EXERCISE REQUIREMENTS = Give the number of lines below that contain the word "гражданской", and nothing else.

RECORD EXCERPTS =
********
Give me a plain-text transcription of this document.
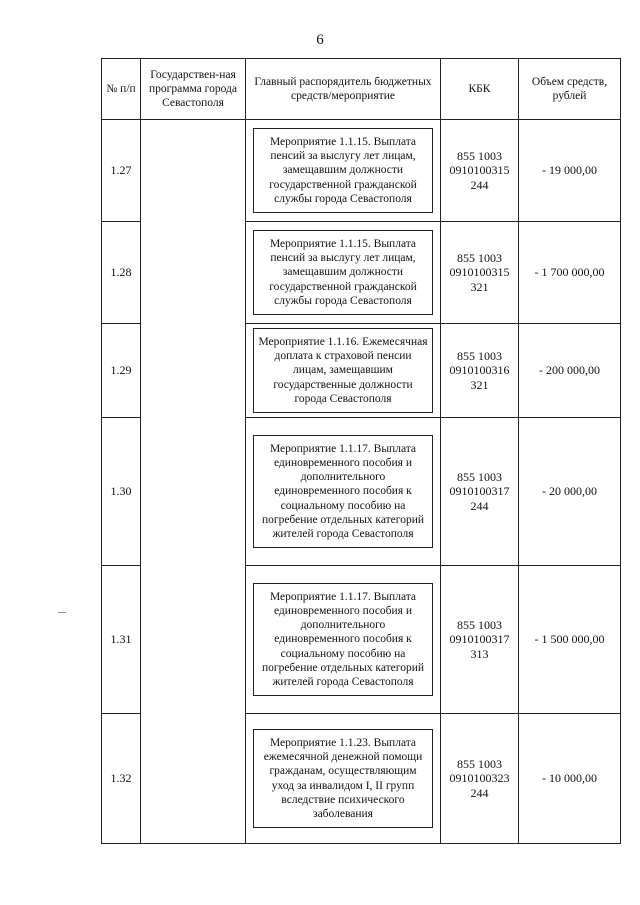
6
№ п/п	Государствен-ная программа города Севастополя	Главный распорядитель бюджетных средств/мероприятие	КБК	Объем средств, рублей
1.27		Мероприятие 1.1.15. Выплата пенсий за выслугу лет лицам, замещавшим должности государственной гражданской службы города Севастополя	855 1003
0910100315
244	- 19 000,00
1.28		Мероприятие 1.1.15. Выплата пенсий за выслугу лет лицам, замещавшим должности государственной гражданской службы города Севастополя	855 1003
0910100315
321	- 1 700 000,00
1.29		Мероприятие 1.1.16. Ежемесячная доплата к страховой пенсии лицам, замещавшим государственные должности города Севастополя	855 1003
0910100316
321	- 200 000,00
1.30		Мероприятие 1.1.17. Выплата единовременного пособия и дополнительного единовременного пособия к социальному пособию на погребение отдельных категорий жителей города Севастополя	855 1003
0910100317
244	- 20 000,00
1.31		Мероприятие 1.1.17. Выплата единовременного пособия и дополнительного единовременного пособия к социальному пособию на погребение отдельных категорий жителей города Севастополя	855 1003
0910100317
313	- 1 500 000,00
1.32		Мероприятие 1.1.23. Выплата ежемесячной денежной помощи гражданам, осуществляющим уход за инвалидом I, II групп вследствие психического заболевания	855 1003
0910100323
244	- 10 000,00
********
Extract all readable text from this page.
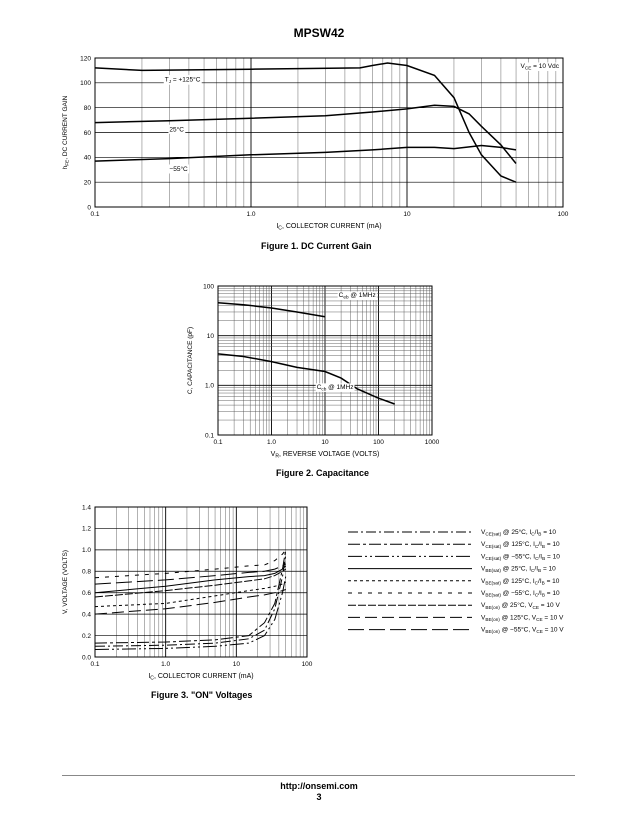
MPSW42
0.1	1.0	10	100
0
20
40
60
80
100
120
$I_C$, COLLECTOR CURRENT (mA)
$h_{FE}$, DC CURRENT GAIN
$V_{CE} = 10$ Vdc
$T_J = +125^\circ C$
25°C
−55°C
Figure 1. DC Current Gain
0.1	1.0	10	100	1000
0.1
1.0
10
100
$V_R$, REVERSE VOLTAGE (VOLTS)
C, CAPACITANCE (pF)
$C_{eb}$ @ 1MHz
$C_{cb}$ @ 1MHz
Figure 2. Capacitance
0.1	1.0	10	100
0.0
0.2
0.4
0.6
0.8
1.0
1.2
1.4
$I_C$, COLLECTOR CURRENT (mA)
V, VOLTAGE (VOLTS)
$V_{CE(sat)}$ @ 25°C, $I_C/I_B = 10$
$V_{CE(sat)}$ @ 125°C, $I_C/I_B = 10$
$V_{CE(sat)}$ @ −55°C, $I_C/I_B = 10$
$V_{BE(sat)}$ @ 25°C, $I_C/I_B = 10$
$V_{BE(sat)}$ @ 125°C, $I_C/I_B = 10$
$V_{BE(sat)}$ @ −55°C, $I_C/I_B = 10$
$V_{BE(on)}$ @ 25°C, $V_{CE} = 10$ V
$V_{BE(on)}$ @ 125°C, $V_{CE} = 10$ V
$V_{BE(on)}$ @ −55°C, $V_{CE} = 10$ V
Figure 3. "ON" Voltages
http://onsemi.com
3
********
ANSWER FOR THIS EXERCISE = 2